Look through the lines of the material and count those containing "JSON". Give that count alone.

**Dataset records**
** START **

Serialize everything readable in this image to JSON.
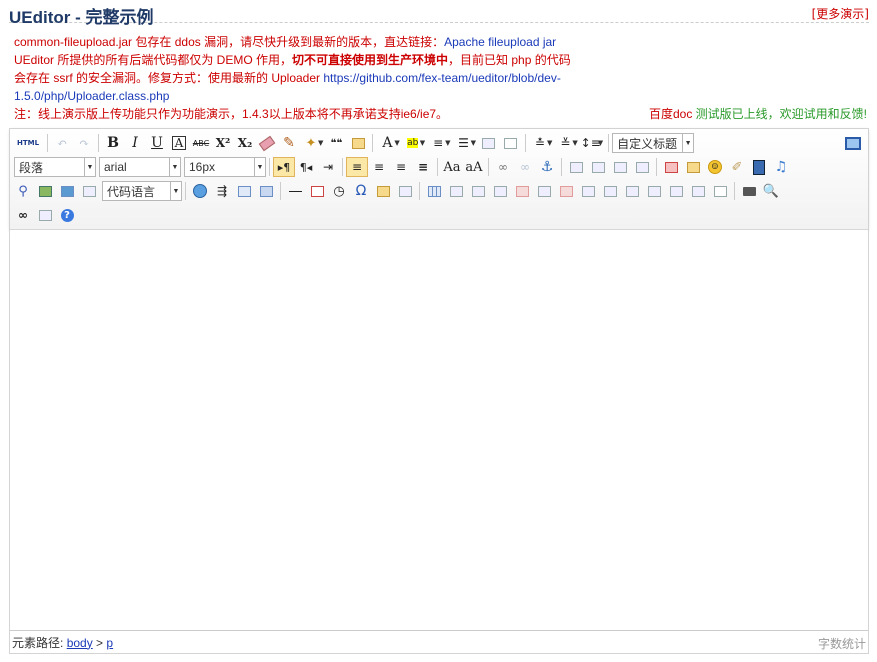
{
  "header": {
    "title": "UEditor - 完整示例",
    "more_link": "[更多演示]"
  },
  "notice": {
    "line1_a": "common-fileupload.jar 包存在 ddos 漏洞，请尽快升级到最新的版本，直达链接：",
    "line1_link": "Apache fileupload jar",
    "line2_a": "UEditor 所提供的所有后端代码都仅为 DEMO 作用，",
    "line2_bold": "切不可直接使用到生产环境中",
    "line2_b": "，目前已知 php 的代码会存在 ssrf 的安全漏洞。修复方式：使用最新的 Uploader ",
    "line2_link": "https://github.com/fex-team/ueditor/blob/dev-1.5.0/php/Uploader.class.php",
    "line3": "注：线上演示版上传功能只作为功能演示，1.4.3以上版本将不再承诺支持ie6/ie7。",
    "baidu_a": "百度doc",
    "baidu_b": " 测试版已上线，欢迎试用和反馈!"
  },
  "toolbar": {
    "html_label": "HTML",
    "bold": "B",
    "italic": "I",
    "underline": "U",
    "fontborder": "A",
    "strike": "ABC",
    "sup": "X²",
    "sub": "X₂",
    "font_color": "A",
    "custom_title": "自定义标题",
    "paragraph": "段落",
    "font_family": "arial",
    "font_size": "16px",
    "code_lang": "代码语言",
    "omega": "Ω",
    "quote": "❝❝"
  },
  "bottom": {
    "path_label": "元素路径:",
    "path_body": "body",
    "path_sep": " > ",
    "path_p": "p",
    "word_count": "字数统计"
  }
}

** END **
** START **

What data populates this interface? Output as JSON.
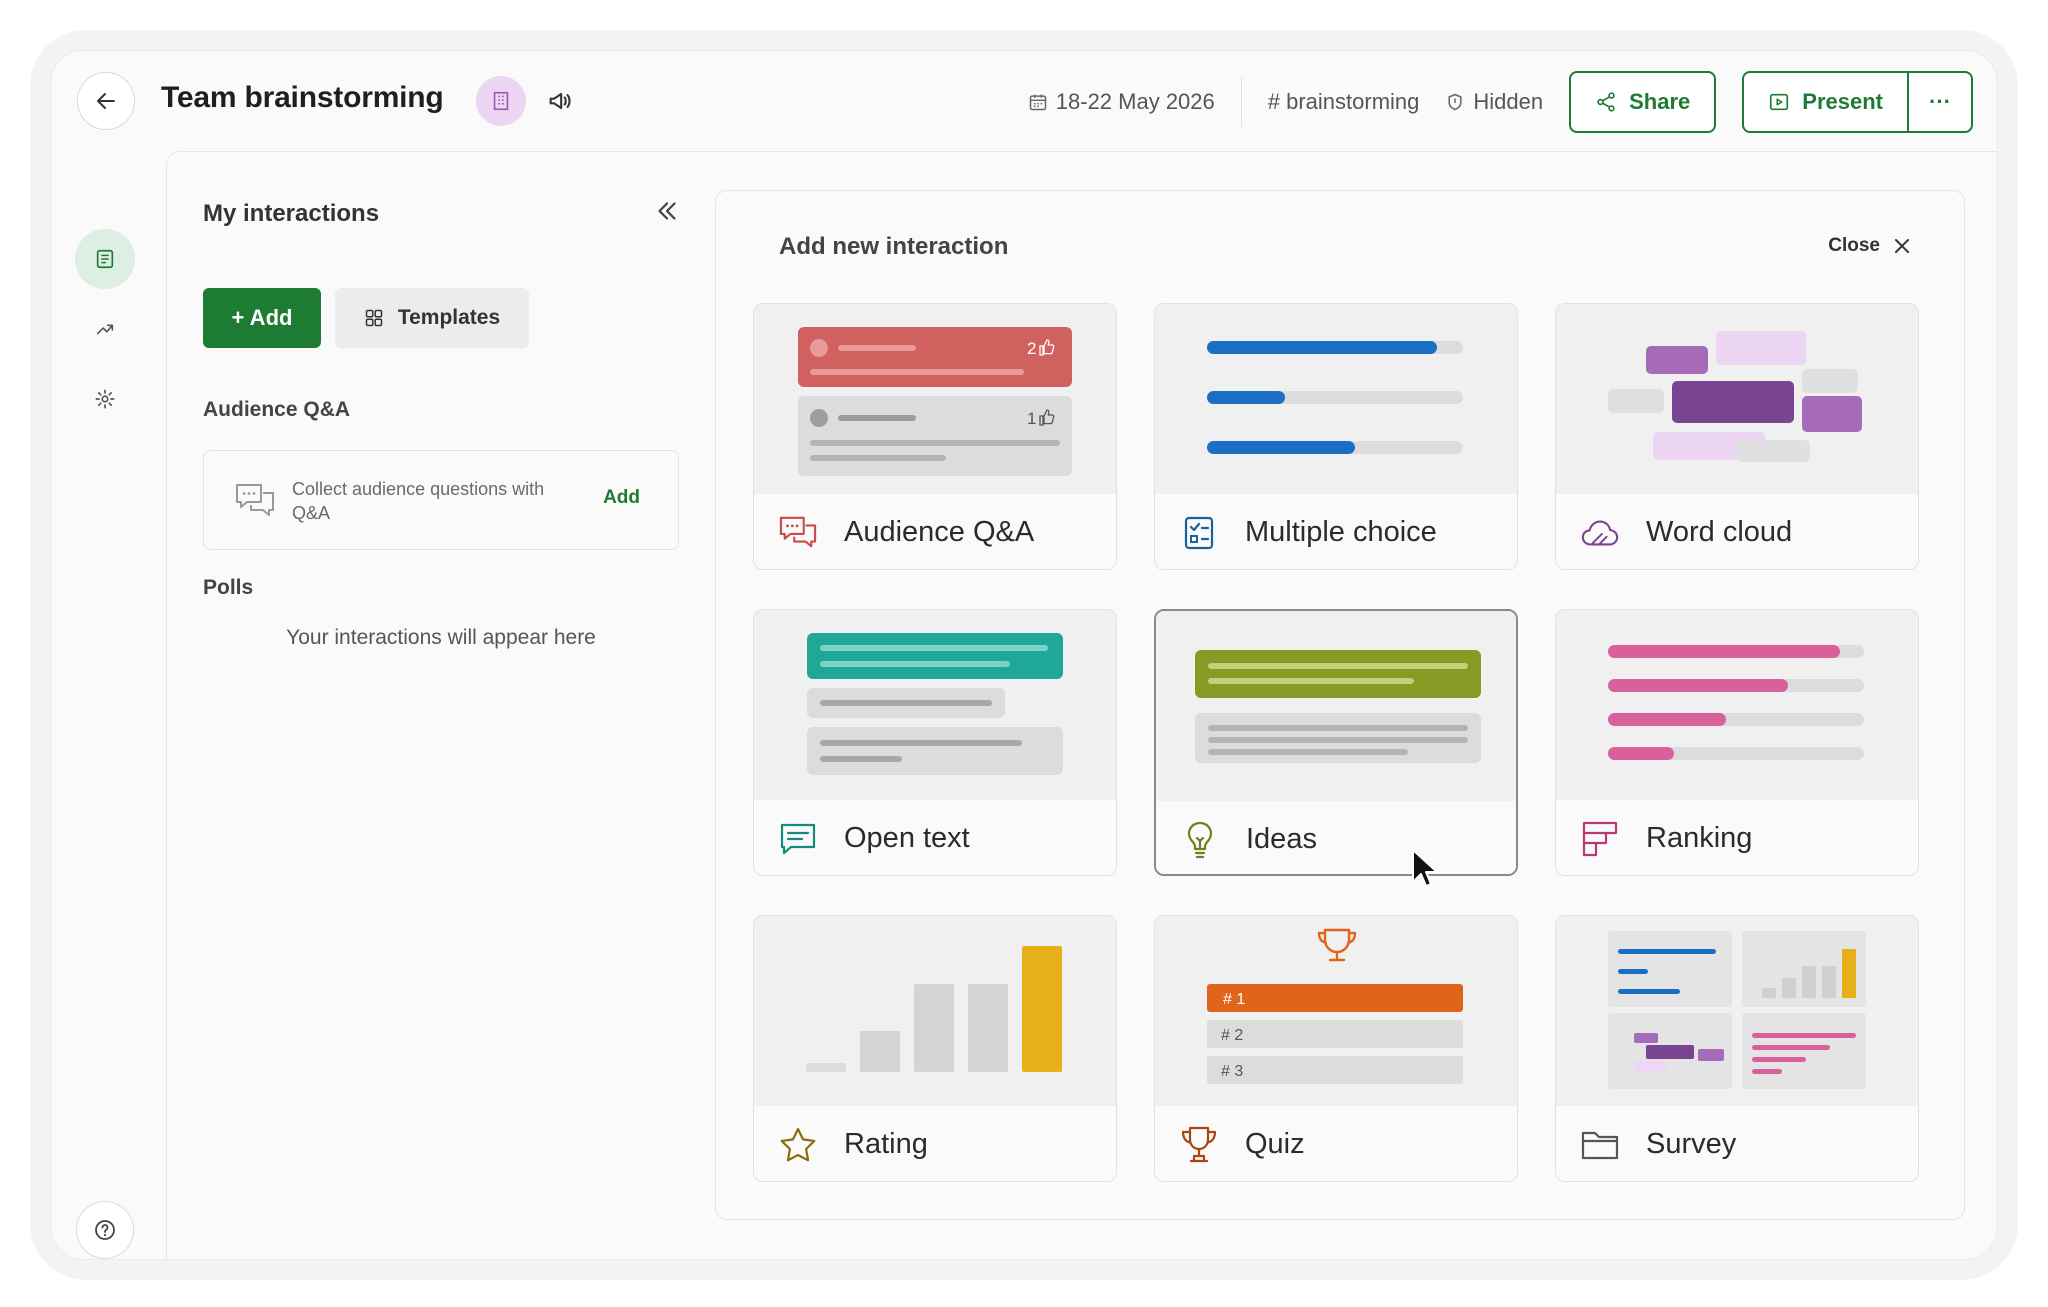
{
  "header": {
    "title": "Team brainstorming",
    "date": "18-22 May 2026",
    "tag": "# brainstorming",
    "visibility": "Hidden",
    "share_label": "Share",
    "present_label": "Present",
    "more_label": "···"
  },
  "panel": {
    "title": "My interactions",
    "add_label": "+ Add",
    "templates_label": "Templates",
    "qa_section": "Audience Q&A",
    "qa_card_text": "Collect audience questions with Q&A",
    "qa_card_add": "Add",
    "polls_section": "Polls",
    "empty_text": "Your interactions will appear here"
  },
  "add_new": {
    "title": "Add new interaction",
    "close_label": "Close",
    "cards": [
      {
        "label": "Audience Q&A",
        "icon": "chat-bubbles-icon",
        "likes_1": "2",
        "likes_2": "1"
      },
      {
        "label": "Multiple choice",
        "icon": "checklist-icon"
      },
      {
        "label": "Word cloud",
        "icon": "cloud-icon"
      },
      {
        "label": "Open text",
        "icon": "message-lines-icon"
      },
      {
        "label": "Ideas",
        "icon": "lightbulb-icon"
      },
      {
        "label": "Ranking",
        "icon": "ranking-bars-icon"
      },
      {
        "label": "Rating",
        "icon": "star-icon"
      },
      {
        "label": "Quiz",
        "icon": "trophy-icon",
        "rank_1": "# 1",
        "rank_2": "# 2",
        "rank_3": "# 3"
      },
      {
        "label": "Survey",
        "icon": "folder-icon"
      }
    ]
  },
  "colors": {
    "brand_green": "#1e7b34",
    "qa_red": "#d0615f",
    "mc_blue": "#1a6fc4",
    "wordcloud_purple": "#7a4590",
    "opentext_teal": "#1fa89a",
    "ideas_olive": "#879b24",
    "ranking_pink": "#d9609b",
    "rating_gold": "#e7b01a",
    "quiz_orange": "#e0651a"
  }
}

** END **

**Output of the task**
2